OBJECTIF DE LA TÂCHE
Modifiez s'il vous plaît le passage du texte fourni qui commence par « Est-ce que Drag » et se termine après « déjà énorme !) », en y remplaçant « Drag Race France » par « la version française de Drag Race ». Redonnez ensuite ce passage en entier.

TEXTE FOURNI
══════════════════════════════
Un bémol toutefois, l’émission n’a mis un coup de projecteur que sur les drag queens, les drag kings et queers restent encore très minoritaires : « l’émission n’a pas fait avancer les choses de mon côté, bien que mon personnage, très androgyne, tienne pas mal de la queen à barbe aussi. La scène king est en pleine ébullition — suivez le compte instagram @kings.france — mais ça se fait de part le travail acharné des kings, de leur organisation, de leur solidarité, de leur sens de la communauté et de leur volonté de s’imposer aussi (et réussir) sur les scènes où l’on ne voit habituellement que des drag queens. » Par ailleurs, on peut déplorer que l’émission ait aussi contribuer à hausser le niveau d’exigence du public quant à ce qu’il est en droit d’attendre des drags : « Il faut savoir se maquiller, se coiffer, s’habiller, coudre, créer des costumes, chanter, danser, faire des splits, des saltos, être drôle, jouer des rôles, imiter des personnalités, cracher du feu… Où est-ce qu’on va s’arrêter ?! Haha ! Comme si faire du drag ne suffisait pas… Et je pense que le public qui nous découvre via Drag Race tend à avoir ce genre d’attentes très élevées, désormais. » nous dit Clémence Trü.
Est-ce que Drag Race France présente l’excellence du drag français ? En partie. L’émission nous montre ce que des artistes ont souhaité nous proposer de mieux dans un contexte précis, avec des contraintes importantes (temps, moyens, thématiques…). Il serait plus juste de dire que Drag Race France montre l’excellence de certaines drags françaises. (Et c’est déjà énorme !)
Clémence Trü
Par ailleurs, nos drags sont un peu fatiguées de toute la rhétorique de l’émission autour de « l’excellence du drag français ». Angelica développe d’ailleurs cette idée en comparant Drag Race à Top Chef, l’émission de cuisine : « parce que c’est exactement ça qui se joue :
Est-ce qu’il y a d’excellents cuisiniers dans Top Chef ? Oui ! Est-ce que ça nous montre une certaine vision de la cuisine ? Oui. Est-ce qu’il y a de meilleurs chefs en dehors de l’émission ? Oui aussi. Est-ce que Top Chef représente toutes les facettes de la cuisine française ? Absolument pas. Mais est-ce que malgré tout ça c’est chouette et divertissant à regarder ? Grave ! Et pour moi, Drag Race, c’est pareil. » Pour Minima, cette rhétorique-là, c’est du full bullshit, mais ça tient au fait qu’il s’agit, encore une fois, d’une émission de TV avant tout : « Tu peux pas dire, ‘oui c’est Drag Race France, euh de 10 drag queens qui ont une histoire à raconter et qui fitent dans la narrative qu’on veut dans la saison.’ Forcément tu es obligé de dire que c’est la plus grande compétition de drag, il faut que ce soit le plus trop, le plus grand, le mieux… les meilleures tout ça, mais c’est faux. Drag Race France, ça reste une émission de télé. Attention, ça ne veut pas dire que ce sont des mauvaises drag queens, mais ce ne sont pas les 10 meilleures drag queens, ce sont dix drag queens qui ont quelque chose à raconter et qui passent bien à la télé. »
══════════════════════════════
JEU DE DONNÉES
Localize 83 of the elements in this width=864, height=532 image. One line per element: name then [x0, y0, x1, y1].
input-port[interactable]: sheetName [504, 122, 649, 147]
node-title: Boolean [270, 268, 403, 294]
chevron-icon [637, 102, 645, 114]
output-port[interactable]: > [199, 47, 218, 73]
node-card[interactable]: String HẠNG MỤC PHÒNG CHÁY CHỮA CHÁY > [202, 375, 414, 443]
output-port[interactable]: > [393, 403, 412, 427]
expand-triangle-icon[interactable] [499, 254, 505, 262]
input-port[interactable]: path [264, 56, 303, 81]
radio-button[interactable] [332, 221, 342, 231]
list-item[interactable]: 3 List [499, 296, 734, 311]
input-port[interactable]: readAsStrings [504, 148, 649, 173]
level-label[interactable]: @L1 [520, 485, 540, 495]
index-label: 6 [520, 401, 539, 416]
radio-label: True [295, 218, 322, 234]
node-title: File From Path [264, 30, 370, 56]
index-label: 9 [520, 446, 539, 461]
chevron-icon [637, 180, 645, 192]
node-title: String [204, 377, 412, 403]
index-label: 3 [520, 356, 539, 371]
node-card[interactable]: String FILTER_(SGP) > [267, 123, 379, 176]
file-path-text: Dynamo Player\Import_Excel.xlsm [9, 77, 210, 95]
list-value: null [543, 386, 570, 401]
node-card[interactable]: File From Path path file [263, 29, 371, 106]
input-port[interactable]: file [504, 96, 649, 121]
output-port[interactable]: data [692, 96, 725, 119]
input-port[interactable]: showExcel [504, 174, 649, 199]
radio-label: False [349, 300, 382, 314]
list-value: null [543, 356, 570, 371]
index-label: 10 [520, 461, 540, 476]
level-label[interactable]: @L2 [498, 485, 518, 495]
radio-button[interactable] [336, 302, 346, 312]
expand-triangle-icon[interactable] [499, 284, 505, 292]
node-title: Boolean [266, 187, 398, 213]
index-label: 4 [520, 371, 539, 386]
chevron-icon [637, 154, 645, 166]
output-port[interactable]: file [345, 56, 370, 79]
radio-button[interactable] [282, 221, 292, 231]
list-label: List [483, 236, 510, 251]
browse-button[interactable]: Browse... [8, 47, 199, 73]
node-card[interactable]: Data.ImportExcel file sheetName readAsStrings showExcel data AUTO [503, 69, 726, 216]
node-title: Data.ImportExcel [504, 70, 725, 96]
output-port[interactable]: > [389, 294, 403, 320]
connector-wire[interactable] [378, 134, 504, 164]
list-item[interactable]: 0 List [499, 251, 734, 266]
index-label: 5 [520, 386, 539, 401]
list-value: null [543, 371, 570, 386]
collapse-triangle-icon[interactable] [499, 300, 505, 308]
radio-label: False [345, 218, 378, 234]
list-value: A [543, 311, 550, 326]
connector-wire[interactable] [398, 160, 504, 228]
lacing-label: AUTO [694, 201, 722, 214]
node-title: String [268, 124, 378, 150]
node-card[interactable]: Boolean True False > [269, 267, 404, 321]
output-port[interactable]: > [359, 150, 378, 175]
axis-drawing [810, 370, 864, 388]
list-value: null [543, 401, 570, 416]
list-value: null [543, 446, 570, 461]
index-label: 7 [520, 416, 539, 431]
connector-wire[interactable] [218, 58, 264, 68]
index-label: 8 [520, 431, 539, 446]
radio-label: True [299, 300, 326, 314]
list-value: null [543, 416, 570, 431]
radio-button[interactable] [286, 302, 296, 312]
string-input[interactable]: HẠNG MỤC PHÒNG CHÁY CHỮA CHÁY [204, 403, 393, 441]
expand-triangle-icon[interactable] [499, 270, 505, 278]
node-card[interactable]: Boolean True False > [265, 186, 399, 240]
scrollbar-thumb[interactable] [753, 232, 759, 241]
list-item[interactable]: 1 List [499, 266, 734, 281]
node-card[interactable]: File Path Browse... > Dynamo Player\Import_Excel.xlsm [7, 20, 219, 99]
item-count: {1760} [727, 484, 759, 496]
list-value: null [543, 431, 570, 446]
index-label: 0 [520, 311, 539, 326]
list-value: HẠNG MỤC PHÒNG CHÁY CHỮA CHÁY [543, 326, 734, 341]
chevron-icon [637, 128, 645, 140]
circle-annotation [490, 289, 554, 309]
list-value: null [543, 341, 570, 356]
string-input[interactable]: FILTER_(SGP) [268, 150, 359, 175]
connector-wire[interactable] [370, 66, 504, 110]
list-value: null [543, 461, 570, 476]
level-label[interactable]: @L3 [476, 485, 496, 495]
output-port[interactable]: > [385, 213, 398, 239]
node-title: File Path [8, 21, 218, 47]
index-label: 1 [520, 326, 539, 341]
══════════════════════════════
SOLUTION DÉTAILLÉE
Est-ce que la version française de Drag Race présente l’excellence du drag français ? En partie. L’émission nous montre ce que des artistes ont souhaité nous proposer de mieux dans un contexte précis, avec des contraintes importantes (temps, moyens, thématiques…). Il serait plus juste de dire que la version française de Drag Race montre l’excellence de certaines drags françaises. (Et c’est déjà énorme !)